Page element annotations:

(begin)

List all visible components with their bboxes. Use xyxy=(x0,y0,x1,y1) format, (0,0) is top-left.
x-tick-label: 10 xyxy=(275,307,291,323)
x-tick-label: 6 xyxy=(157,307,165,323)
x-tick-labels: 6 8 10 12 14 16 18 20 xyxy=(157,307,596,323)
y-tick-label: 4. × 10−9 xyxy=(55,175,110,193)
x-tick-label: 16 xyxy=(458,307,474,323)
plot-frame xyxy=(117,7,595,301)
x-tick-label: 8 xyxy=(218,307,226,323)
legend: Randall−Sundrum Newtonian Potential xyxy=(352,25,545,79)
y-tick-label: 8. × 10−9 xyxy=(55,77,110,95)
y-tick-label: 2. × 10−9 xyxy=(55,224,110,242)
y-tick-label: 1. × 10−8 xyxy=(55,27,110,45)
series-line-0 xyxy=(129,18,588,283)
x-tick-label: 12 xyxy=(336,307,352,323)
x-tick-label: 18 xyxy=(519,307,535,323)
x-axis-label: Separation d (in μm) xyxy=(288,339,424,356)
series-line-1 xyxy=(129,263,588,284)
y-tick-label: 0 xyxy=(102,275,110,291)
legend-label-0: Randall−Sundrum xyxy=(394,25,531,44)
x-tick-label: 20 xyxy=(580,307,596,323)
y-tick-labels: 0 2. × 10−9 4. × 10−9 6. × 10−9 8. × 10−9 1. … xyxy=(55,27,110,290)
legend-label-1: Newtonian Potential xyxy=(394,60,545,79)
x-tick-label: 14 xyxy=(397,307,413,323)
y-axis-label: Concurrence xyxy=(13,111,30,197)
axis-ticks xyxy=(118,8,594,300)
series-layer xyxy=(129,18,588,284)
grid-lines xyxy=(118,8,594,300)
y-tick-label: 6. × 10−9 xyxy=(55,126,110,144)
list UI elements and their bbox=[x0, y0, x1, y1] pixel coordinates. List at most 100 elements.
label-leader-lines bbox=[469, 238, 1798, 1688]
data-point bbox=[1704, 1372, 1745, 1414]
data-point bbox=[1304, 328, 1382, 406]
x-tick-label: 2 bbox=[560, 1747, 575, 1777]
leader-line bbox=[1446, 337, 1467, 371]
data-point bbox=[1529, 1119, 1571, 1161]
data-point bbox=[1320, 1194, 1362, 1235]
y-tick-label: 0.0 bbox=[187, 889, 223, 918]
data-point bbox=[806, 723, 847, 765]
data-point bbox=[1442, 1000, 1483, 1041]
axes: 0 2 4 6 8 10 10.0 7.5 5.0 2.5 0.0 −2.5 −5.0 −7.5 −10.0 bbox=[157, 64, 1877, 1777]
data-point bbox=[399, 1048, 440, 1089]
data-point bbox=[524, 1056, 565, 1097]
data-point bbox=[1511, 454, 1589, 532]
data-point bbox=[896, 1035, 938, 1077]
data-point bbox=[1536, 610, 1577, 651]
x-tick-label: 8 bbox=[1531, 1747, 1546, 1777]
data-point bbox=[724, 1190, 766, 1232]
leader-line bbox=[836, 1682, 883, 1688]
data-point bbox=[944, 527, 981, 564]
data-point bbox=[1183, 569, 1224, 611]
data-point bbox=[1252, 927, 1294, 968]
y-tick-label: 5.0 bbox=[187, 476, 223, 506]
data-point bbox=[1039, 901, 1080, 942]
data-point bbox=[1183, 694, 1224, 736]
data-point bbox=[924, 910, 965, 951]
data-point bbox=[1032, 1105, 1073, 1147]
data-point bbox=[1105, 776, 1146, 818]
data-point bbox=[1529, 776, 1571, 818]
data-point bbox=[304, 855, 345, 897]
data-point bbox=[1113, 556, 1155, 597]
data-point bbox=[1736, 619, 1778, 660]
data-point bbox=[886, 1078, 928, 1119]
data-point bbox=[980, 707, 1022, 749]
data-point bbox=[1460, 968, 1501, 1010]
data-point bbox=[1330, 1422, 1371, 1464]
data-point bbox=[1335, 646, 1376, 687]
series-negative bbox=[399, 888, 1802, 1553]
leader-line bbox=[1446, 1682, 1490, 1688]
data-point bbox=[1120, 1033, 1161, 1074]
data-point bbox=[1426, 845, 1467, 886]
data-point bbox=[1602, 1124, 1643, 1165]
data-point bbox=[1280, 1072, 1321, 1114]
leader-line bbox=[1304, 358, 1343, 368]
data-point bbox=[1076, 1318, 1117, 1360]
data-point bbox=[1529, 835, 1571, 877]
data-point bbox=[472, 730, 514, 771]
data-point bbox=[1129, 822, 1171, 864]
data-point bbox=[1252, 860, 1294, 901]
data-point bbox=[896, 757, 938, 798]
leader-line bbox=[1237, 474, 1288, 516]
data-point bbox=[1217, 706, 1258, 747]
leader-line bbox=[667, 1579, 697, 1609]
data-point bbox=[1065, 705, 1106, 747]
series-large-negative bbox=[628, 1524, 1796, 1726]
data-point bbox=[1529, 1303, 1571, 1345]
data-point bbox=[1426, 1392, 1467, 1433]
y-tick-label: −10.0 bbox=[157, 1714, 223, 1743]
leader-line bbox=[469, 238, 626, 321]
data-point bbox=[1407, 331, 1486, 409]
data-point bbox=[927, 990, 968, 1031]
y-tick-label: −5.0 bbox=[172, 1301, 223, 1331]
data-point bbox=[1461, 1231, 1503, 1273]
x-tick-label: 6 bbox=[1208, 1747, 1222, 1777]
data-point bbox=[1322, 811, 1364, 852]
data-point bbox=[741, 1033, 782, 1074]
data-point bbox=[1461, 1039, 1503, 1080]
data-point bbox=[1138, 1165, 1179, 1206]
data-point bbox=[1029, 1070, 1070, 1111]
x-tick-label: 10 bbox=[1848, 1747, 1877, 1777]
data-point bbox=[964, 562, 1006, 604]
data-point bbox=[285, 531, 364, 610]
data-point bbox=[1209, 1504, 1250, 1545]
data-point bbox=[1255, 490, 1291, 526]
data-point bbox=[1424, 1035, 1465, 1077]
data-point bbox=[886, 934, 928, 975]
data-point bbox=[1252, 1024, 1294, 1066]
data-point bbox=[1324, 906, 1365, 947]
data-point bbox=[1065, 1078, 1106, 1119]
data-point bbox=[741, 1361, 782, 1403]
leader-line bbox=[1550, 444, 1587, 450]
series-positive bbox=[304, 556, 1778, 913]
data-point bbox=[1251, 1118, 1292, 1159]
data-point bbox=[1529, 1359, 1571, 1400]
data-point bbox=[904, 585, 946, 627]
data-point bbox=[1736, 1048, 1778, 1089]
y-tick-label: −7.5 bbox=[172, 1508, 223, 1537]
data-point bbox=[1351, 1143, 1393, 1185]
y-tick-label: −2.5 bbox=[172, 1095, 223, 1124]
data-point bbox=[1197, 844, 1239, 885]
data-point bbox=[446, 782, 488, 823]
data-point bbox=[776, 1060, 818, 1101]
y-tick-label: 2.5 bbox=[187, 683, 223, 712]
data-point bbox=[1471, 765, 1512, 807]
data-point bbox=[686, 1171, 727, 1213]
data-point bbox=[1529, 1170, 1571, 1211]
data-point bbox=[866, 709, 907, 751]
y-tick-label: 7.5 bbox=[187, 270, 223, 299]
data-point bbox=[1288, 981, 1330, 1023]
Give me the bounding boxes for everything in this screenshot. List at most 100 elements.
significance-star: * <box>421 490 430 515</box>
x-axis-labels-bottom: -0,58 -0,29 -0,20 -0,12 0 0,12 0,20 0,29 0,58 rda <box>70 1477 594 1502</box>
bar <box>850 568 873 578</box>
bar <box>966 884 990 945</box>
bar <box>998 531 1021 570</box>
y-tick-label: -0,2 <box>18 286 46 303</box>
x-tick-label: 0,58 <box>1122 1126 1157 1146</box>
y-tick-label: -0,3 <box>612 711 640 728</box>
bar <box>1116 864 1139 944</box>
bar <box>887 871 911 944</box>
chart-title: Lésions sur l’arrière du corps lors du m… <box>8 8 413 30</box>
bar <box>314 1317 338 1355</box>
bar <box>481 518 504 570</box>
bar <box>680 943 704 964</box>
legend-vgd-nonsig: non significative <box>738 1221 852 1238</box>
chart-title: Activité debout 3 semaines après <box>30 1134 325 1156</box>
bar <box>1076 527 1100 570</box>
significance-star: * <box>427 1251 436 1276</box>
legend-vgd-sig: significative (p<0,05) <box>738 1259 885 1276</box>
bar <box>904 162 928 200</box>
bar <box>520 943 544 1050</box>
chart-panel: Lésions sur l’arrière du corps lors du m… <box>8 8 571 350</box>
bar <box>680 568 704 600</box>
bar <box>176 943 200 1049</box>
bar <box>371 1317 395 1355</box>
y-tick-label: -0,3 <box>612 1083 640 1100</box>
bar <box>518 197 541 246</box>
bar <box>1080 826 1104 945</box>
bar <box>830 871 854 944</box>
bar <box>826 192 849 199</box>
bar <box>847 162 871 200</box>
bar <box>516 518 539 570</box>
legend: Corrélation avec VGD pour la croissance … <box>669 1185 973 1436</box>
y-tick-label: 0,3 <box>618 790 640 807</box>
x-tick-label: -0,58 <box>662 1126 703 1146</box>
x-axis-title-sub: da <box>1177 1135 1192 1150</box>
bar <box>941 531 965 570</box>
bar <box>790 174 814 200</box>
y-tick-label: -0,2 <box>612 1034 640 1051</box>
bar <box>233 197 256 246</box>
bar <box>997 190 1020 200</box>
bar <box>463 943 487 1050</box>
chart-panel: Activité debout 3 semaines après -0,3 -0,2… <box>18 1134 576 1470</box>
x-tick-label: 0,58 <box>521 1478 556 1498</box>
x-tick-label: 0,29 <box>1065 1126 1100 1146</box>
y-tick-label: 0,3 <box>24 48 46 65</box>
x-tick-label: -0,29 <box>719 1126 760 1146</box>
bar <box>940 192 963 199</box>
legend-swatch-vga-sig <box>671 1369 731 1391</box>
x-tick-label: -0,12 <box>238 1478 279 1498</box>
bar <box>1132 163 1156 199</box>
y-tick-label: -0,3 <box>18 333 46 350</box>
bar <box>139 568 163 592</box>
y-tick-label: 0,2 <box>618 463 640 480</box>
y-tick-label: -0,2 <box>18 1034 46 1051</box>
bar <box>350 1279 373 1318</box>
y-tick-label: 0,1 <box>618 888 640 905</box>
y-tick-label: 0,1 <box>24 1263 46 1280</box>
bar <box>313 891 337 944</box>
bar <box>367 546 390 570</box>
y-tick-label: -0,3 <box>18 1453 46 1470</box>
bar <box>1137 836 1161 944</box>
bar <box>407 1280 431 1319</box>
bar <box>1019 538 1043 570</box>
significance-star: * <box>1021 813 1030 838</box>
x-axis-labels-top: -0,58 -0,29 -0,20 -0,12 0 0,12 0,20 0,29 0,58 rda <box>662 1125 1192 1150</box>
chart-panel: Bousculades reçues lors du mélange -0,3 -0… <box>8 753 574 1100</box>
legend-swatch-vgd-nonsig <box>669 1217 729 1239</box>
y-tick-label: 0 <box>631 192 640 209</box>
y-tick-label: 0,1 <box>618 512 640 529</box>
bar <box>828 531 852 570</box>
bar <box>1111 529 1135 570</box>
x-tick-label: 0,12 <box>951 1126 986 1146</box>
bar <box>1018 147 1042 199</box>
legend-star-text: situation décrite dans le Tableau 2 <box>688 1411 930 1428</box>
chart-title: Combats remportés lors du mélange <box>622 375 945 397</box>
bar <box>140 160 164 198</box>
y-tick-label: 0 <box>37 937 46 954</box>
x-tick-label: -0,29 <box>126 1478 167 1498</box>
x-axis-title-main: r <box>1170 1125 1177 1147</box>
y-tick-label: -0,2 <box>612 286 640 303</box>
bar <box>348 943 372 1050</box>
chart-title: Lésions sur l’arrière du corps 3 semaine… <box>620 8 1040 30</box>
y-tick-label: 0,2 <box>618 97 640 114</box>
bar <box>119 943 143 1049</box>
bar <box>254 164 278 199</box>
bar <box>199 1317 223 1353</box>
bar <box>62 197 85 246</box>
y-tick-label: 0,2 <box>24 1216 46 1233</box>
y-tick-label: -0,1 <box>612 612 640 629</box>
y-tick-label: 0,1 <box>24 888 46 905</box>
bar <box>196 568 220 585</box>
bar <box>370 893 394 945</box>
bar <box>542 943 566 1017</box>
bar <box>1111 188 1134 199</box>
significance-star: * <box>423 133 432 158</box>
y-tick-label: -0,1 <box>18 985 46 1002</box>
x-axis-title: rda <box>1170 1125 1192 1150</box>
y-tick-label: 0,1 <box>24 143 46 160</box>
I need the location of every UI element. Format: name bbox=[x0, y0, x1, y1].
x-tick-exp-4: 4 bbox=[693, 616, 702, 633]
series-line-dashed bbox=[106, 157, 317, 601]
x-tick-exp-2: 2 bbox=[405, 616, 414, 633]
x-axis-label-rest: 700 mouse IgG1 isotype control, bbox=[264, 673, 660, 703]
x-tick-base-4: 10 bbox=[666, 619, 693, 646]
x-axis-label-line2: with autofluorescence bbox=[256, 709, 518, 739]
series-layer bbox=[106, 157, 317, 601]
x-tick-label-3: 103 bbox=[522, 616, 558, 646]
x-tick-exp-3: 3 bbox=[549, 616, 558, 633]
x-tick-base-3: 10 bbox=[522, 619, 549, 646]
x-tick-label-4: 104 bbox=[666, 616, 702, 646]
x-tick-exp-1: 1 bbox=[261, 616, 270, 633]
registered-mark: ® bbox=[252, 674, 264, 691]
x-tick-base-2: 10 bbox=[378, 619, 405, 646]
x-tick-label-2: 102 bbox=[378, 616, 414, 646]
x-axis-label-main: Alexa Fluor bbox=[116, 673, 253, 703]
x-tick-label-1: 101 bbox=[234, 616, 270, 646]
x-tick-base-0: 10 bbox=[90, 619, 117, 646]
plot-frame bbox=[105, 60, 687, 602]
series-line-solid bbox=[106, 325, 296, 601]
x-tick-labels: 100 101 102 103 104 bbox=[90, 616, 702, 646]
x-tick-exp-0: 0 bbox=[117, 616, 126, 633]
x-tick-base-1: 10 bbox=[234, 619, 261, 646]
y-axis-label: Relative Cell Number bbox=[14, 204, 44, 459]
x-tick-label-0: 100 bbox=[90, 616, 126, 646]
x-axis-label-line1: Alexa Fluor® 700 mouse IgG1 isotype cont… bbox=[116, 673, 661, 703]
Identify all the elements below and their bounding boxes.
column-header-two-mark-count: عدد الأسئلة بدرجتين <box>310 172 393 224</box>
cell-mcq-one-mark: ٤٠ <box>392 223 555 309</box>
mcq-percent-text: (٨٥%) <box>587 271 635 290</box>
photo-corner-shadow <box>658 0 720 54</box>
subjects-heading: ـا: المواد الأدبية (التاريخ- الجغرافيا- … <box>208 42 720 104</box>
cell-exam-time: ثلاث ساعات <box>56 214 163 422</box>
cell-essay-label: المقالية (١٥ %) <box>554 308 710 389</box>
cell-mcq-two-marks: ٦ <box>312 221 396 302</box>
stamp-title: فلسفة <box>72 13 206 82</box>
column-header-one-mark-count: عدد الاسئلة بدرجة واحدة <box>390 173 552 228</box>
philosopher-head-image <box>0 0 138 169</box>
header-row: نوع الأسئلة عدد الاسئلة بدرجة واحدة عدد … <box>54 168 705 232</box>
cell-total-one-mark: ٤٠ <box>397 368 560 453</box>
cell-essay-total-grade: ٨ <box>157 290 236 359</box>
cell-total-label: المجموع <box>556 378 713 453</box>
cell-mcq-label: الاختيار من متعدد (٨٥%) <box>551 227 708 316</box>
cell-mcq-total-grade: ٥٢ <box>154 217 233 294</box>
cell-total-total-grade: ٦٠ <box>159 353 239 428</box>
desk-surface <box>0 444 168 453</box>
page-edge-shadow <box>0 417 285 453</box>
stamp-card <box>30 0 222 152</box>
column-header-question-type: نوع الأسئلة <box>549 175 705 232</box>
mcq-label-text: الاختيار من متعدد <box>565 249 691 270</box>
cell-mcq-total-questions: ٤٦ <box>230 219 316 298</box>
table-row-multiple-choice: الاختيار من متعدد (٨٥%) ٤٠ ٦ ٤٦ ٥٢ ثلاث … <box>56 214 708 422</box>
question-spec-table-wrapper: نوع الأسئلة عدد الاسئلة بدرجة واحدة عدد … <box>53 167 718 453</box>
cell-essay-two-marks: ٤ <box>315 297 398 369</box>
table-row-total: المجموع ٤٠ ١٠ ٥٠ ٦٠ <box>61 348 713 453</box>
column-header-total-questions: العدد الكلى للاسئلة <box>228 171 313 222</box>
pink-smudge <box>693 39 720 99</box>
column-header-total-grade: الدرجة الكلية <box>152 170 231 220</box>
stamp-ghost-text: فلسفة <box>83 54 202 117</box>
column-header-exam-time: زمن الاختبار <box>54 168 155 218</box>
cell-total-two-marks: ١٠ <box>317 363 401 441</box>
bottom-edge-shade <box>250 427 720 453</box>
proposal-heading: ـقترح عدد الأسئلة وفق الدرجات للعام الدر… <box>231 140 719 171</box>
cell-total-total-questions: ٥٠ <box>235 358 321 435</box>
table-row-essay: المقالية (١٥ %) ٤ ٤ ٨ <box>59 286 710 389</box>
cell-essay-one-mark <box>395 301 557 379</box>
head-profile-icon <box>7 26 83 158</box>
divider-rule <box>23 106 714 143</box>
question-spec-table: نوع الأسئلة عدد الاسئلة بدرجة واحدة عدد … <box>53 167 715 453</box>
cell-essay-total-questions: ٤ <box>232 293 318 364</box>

(end)

*GIVEN PROBLEM*:
Quote the entries from the start of the records through the line containing "data-point bbox=[1442, 1000, 1483, 1041]", including both ends.

*FULL RESPONSE*:
List all visible components with their bboxes. Use xyxy=(x0,y0,x1,y1) format, (0,0) is top-left.
x-tick-label: 10 xyxy=(275,307,291,323)
x-tick-label: 6 xyxy=(157,307,165,323)
x-tick-labels: 6 8 10 12 14 16 18 20 xyxy=(157,307,596,323)
y-tick-label: 4. × 10−9 xyxy=(55,175,110,193)
x-tick-label: 16 xyxy=(458,307,474,323)
plot-frame xyxy=(117,7,595,301)
x-tick-label: 8 xyxy=(218,307,226,323)
legend: Randall−Sundrum Newtonian Potential xyxy=(352,25,545,79)
y-tick-label: 8. × 10−9 xyxy=(55,77,110,95)
y-tick-label: 2. × 10−9 xyxy=(55,224,110,242)
y-tick-label: 1. × 10−8 xyxy=(55,27,110,45)
series-line-0 xyxy=(129,18,588,283)
x-tick-label: 12 xyxy=(336,307,352,323)
x-tick-label: 18 xyxy=(519,307,535,323)
x-axis-label: Separation d (in μm) xyxy=(288,339,424,356)
series-line-1 xyxy=(129,263,588,284)
y-tick-label: 0 xyxy=(102,275,110,291)
legend-label-0: Randall−Sundrum xyxy=(394,25,531,44)
x-tick-label: 20 xyxy=(580,307,596,323)
y-tick-labels: 0 2. × 10−9 4. × 10−9 6. × 10−9 8. × 10−9 1. … xyxy=(55,27,110,290)
legend-label-1: Newtonian Potential xyxy=(394,60,545,79)
x-tick-label: 14 xyxy=(397,307,413,323)
y-axis-label: Concurrence xyxy=(13,111,30,197)
axis-ticks xyxy=(118,8,594,300)
series-layer xyxy=(129,18,588,284)
grid-lines xyxy=(118,8,594,300)
y-tick-label: 6. × 10−9 xyxy=(55,126,110,144)
list UI elements and their bbox=[x0, y0, x1, y1] pixel coordinates. List at most 100 elements.
label-leader-lines bbox=[469, 238, 1798, 1688]
data-point bbox=[1704, 1372, 1745, 1414]
data-point bbox=[1304, 328, 1382, 406]
x-tick-label: 2 bbox=[560, 1747, 575, 1777]
leader-line bbox=[1446, 337, 1467, 371]
data-point bbox=[1529, 1119, 1571, 1161]
data-point bbox=[1320, 1194, 1362, 1235]
y-tick-label: 0.0 bbox=[187, 889, 223, 918]
data-point bbox=[806, 723, 847, 765]
data-point bbox=[1442, 1000, 1483, 1041]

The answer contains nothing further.